### DIRECTIONS FOR THIS TASK
Search the listing below for "Output". Copy each matching line.

(Dataset rows about figures)
┄┄┄┄┄┄┄┄┄┄

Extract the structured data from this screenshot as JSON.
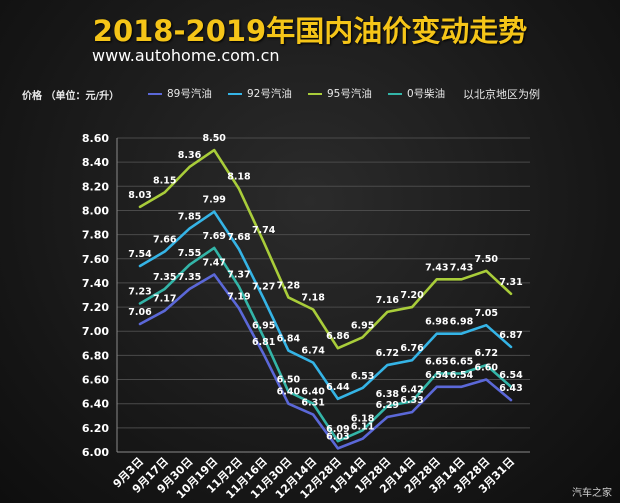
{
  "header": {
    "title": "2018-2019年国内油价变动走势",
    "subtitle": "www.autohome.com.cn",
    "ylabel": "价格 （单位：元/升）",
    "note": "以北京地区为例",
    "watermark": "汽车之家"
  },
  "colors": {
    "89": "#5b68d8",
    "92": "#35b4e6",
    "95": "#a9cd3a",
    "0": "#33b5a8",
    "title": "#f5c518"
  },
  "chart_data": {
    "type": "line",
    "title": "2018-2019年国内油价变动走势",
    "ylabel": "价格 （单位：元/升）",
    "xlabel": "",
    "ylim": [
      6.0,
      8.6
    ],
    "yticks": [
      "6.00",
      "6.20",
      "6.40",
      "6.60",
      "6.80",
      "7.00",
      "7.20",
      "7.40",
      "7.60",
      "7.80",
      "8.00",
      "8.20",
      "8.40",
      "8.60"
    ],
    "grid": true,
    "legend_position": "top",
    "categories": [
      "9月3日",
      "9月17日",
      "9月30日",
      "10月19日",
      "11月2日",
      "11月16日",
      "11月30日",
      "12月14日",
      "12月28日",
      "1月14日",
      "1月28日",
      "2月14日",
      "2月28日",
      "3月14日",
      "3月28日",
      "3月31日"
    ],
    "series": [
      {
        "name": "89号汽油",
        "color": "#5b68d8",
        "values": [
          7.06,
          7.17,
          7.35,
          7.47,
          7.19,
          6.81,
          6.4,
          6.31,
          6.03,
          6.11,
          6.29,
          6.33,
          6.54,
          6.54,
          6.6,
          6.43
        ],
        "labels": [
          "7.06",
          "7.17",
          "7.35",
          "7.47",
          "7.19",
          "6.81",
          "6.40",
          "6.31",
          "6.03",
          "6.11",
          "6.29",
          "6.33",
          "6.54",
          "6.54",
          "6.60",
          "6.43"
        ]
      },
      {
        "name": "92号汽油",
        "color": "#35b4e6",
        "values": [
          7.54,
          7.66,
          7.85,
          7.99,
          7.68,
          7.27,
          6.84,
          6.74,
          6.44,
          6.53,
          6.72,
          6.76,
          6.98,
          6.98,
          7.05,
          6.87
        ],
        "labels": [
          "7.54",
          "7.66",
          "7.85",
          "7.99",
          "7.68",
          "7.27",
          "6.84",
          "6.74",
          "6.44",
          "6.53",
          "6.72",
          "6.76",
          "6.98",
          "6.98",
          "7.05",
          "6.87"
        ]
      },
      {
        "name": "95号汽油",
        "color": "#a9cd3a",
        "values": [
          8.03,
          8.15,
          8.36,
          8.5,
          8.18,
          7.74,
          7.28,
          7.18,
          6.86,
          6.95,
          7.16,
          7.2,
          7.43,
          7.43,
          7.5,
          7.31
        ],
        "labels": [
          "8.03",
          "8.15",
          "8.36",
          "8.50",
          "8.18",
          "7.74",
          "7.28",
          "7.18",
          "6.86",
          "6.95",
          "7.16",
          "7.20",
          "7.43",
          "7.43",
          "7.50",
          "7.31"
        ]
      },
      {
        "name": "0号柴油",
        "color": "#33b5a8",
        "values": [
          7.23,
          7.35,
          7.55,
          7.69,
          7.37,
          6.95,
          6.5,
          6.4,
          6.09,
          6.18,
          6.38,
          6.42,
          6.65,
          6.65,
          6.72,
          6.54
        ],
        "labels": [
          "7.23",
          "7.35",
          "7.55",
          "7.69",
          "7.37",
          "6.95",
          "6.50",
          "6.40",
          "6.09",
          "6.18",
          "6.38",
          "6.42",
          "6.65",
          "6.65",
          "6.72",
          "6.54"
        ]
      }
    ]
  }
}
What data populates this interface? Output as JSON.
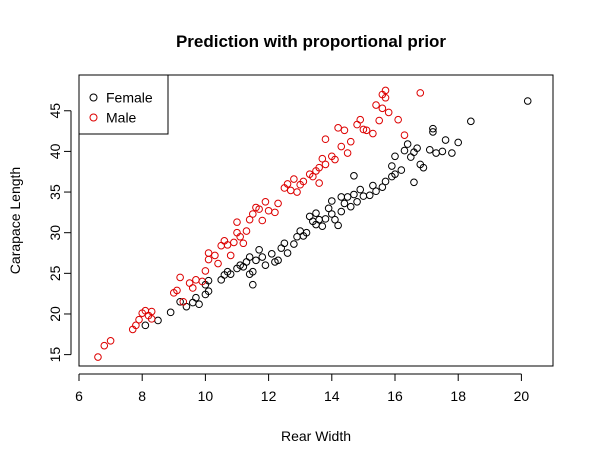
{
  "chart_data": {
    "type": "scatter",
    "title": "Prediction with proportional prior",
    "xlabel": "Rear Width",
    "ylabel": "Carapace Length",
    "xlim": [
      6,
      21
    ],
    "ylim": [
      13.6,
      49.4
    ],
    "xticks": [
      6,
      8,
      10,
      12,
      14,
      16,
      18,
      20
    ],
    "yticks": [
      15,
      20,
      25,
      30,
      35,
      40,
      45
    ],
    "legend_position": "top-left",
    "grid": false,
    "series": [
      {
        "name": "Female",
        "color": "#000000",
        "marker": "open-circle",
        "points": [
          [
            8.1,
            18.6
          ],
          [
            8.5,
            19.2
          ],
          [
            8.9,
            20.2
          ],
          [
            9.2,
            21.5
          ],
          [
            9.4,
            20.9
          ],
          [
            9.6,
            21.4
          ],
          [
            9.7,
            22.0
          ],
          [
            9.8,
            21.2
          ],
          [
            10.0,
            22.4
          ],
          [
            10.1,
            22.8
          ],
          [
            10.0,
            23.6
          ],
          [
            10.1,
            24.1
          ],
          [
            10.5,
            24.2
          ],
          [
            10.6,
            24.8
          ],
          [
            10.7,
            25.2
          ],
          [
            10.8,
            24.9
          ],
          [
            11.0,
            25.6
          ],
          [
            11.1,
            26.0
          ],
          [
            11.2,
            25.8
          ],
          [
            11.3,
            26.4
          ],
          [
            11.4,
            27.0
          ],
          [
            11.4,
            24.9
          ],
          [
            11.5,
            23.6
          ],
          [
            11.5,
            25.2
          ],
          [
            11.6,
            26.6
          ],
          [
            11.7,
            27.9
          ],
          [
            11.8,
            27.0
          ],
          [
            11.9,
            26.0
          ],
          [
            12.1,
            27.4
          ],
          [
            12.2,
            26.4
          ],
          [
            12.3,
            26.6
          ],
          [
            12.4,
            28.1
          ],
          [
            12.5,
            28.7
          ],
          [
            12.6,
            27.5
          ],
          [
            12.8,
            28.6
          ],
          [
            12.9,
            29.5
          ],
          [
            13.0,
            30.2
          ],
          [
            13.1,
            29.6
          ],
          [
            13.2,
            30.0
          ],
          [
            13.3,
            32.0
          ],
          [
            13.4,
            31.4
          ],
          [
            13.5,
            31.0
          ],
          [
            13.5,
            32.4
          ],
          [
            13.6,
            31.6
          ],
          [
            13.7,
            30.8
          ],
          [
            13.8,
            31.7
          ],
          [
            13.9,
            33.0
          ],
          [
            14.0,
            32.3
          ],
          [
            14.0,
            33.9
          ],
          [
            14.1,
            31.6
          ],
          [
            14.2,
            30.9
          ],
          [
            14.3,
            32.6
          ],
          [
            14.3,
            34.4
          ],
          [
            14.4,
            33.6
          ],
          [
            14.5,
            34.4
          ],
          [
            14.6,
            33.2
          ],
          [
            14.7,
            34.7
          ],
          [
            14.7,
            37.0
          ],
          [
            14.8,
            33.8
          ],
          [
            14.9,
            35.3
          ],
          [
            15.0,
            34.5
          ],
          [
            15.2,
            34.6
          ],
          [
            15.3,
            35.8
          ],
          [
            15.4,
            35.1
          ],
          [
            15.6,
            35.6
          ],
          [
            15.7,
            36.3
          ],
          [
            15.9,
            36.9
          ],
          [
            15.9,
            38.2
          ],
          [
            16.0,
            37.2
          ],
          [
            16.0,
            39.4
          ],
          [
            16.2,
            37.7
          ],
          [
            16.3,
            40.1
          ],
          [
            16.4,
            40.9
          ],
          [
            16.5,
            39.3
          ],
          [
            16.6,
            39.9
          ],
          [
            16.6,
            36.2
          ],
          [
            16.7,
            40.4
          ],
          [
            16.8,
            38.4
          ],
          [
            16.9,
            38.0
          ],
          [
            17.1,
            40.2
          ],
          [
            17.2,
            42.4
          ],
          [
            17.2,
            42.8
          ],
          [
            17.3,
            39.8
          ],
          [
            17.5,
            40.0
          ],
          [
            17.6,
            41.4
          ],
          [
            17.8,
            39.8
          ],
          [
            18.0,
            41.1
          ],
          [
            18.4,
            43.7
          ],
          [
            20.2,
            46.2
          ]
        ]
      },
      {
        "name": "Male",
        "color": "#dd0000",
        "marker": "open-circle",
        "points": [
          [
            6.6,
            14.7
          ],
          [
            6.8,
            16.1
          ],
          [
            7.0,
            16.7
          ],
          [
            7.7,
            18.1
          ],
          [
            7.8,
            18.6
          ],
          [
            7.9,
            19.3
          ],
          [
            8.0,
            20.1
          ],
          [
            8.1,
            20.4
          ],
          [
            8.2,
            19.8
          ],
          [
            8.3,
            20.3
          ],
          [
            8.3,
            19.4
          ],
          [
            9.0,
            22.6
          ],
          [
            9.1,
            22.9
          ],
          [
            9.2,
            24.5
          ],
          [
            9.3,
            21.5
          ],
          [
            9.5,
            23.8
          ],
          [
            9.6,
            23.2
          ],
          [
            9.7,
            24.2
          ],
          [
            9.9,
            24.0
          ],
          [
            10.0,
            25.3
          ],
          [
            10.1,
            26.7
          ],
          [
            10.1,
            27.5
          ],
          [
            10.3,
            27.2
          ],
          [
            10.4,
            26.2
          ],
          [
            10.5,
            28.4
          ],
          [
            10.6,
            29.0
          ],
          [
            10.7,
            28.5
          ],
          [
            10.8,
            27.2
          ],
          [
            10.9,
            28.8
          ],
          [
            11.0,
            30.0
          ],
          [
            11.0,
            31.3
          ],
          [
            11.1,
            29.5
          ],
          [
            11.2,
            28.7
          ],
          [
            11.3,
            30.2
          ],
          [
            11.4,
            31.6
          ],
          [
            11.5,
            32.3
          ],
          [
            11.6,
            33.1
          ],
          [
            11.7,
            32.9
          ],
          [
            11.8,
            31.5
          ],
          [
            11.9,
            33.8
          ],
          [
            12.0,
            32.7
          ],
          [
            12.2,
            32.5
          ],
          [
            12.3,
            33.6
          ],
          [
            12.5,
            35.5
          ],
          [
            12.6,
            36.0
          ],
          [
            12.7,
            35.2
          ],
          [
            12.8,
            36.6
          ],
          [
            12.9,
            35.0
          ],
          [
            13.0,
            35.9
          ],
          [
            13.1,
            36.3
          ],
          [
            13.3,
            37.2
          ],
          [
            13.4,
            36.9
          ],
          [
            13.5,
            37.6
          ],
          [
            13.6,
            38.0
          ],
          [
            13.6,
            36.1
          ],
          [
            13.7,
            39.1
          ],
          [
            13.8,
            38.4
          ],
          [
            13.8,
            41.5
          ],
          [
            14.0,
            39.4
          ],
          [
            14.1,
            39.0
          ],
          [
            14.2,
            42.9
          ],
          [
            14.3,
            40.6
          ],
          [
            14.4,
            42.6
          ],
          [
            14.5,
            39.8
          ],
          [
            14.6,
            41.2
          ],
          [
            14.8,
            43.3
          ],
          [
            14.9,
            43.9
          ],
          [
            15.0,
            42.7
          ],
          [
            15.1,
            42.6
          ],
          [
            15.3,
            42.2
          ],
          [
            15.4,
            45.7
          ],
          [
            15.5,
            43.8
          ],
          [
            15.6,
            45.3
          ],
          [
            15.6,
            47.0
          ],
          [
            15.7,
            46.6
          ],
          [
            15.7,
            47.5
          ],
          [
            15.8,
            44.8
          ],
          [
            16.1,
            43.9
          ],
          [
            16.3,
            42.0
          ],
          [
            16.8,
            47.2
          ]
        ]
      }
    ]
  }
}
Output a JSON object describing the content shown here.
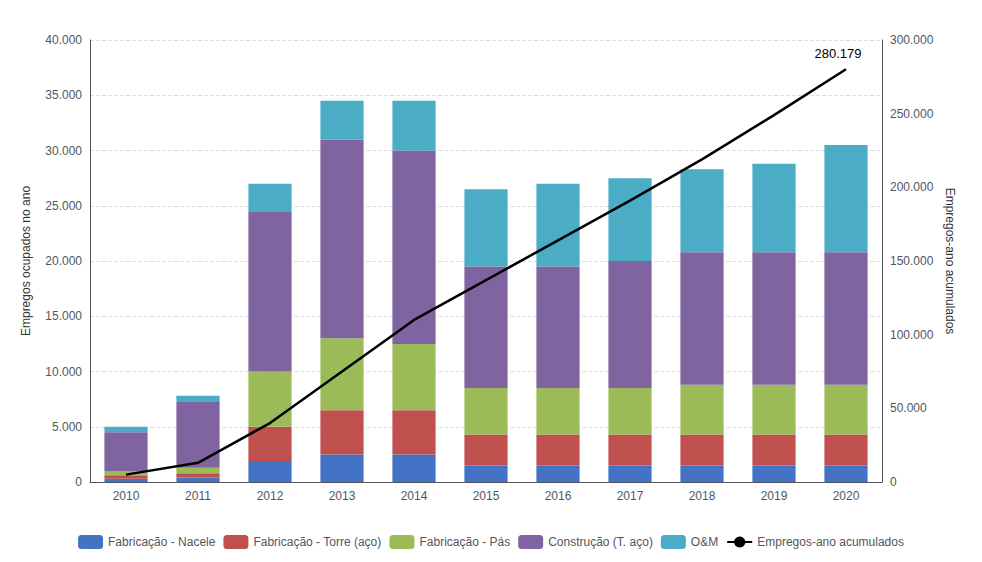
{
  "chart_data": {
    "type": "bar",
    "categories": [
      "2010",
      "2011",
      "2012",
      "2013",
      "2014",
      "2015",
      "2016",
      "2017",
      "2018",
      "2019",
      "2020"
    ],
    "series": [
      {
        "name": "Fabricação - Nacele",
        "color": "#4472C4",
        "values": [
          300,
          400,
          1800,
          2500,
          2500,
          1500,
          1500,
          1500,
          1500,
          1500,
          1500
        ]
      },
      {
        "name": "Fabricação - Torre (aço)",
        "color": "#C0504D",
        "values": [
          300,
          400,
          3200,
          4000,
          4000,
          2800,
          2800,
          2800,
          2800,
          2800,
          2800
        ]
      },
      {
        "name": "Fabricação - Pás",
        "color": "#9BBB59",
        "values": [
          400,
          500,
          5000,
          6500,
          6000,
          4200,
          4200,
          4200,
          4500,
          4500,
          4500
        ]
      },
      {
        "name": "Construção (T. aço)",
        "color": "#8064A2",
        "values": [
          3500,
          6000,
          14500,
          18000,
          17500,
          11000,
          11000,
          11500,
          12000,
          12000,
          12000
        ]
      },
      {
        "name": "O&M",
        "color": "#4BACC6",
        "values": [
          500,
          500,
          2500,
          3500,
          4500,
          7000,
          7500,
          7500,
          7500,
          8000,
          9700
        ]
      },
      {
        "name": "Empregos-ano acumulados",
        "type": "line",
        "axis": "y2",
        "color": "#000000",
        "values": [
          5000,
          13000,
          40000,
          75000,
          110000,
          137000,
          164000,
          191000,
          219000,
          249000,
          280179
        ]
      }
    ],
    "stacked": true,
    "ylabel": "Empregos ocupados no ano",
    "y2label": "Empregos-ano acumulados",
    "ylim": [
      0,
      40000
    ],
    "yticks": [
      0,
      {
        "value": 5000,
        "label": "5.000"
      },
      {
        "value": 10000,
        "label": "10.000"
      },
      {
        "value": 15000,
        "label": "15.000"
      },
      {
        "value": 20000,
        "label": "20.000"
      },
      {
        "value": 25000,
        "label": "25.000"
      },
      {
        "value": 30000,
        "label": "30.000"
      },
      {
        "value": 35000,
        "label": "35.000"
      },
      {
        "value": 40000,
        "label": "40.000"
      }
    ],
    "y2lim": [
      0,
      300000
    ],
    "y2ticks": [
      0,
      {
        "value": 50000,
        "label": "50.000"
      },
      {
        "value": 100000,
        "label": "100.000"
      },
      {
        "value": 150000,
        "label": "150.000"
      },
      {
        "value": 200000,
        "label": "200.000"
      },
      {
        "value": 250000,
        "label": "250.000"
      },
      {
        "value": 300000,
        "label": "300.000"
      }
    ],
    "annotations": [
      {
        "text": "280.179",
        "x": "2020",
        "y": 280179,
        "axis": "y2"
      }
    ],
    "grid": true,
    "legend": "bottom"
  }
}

┄┄┄┄┄┄┄┄┄┄

### TASK SOLUTION
What data populates this interface? Output as JSON.
Output a JSON object describing the content shown here.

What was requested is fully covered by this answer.